>> start

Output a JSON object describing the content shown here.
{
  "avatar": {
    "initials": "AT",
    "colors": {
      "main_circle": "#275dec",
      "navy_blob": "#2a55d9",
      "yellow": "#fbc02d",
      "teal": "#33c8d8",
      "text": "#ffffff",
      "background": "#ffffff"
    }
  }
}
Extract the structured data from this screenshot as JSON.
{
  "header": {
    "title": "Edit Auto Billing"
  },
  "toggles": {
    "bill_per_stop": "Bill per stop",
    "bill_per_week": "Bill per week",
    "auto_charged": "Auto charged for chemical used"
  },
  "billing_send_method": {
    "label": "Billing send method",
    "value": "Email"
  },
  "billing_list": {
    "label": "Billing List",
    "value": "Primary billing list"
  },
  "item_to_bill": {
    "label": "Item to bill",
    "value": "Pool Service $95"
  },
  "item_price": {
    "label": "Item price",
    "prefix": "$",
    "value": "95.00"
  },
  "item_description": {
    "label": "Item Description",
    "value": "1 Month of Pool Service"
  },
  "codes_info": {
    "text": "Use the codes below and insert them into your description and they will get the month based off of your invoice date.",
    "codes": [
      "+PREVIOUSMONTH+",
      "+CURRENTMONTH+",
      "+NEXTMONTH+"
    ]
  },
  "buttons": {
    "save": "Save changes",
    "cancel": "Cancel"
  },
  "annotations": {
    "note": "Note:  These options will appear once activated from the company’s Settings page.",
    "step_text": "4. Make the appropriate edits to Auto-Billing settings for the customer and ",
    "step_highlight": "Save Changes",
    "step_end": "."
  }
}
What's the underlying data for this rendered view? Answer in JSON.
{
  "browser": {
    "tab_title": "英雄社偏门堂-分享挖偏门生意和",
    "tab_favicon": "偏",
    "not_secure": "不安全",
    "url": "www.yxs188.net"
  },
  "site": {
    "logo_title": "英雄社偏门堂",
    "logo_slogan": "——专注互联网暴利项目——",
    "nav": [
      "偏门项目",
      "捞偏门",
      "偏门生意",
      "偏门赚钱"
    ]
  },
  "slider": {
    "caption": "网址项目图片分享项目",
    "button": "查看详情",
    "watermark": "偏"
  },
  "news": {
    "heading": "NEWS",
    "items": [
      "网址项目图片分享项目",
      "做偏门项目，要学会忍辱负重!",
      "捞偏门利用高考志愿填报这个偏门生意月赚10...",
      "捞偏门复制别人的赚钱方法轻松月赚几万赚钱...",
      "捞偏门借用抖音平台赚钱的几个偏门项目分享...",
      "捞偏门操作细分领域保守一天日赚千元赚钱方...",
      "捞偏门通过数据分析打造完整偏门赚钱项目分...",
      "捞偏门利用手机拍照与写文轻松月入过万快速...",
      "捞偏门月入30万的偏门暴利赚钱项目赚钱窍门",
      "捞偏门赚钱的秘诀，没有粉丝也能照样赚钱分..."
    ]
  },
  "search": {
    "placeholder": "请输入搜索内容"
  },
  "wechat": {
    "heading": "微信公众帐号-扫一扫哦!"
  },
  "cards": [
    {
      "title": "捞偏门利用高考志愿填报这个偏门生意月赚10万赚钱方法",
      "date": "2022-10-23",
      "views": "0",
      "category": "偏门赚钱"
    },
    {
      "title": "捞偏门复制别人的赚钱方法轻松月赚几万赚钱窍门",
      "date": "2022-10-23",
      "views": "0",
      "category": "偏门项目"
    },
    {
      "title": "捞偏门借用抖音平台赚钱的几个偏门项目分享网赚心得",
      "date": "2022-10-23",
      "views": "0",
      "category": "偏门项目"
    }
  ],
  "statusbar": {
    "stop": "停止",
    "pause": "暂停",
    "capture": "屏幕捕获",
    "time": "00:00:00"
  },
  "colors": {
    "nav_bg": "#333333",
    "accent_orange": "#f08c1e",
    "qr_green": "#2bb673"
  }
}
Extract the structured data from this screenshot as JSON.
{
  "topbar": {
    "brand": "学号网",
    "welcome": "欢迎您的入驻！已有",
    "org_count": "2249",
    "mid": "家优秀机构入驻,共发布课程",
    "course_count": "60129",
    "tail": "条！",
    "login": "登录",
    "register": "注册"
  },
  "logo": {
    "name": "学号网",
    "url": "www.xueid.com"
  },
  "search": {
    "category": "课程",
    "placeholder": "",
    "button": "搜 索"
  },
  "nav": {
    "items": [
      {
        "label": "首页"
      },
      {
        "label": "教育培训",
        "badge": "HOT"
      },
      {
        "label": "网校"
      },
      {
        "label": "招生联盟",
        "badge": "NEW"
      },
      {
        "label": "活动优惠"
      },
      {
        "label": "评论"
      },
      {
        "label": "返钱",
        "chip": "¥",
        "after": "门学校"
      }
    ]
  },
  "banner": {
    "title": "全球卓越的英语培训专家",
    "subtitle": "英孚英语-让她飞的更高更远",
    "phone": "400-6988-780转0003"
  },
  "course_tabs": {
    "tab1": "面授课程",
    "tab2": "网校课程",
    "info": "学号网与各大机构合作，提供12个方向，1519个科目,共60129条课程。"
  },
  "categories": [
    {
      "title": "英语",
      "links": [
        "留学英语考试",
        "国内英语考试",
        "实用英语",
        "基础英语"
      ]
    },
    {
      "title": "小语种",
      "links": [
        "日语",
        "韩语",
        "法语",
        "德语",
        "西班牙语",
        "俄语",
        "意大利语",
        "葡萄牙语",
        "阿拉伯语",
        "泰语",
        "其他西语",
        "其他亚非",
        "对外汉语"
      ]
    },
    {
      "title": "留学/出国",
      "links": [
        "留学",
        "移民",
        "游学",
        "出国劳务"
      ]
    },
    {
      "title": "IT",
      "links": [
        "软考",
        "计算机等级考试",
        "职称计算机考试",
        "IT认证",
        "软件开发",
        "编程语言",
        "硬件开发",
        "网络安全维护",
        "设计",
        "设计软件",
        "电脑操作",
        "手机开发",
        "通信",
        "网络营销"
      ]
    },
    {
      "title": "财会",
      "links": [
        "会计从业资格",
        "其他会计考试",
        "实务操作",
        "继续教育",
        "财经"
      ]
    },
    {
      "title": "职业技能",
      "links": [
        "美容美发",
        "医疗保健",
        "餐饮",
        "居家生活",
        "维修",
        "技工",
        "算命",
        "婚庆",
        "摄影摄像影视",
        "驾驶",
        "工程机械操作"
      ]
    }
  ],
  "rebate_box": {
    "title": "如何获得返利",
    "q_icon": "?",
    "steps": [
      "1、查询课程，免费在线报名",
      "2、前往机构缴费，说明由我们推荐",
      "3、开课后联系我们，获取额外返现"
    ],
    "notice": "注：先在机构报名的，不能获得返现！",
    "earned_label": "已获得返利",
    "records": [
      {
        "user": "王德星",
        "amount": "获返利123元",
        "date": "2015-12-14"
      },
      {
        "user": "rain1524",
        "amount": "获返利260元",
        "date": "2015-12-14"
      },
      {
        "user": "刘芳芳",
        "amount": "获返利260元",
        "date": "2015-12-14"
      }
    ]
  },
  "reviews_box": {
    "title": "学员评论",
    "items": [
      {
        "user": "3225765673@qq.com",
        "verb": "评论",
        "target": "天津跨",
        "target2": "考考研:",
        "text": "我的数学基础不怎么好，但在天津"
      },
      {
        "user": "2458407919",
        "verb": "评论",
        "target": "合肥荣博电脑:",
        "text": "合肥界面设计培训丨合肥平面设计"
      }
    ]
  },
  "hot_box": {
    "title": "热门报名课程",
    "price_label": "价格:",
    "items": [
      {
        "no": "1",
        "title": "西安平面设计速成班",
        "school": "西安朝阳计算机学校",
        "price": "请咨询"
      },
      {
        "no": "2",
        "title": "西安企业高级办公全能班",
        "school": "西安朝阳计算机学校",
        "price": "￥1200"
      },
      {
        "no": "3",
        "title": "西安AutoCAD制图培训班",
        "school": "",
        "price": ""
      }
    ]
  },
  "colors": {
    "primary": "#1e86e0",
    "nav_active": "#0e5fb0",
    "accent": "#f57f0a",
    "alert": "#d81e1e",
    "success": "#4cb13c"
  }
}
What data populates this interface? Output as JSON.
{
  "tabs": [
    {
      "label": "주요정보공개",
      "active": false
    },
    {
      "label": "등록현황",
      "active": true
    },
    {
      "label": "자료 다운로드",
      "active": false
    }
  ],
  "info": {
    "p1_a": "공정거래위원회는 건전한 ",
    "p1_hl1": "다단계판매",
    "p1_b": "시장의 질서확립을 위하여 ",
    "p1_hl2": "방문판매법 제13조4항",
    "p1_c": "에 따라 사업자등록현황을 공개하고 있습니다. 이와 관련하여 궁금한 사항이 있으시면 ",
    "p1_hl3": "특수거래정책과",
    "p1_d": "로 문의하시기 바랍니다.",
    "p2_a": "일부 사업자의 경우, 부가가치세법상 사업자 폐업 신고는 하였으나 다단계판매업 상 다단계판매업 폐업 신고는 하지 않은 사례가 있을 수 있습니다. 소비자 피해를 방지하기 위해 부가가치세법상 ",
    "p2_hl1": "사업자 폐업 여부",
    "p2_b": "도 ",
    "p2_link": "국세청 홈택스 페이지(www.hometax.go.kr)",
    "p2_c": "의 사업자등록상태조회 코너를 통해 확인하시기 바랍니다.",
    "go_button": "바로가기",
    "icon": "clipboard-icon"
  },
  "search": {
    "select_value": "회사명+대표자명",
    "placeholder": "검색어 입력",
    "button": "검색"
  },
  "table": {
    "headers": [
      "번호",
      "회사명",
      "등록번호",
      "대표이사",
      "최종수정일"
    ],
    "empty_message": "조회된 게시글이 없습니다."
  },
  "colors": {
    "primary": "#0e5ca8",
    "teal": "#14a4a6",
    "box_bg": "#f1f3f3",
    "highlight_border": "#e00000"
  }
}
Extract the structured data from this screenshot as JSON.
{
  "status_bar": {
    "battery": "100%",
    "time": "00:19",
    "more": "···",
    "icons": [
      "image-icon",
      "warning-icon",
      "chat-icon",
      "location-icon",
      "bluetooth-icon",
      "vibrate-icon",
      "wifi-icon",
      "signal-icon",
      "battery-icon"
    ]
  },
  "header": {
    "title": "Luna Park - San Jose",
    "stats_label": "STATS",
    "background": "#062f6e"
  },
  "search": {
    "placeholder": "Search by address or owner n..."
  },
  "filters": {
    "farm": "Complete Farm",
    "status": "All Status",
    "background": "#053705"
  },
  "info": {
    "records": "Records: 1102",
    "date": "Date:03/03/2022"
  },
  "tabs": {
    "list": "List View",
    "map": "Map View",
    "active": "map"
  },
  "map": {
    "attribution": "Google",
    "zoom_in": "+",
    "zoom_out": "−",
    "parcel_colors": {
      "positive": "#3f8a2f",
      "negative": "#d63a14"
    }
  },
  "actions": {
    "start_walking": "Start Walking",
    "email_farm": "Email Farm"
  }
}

>> end

*Written exercise:*
Where a line above contains the word "background", copy that line.

*Worked answer:*
      "background": "#ffffff"
    "background": "#062f6e"
    "background": "#053705"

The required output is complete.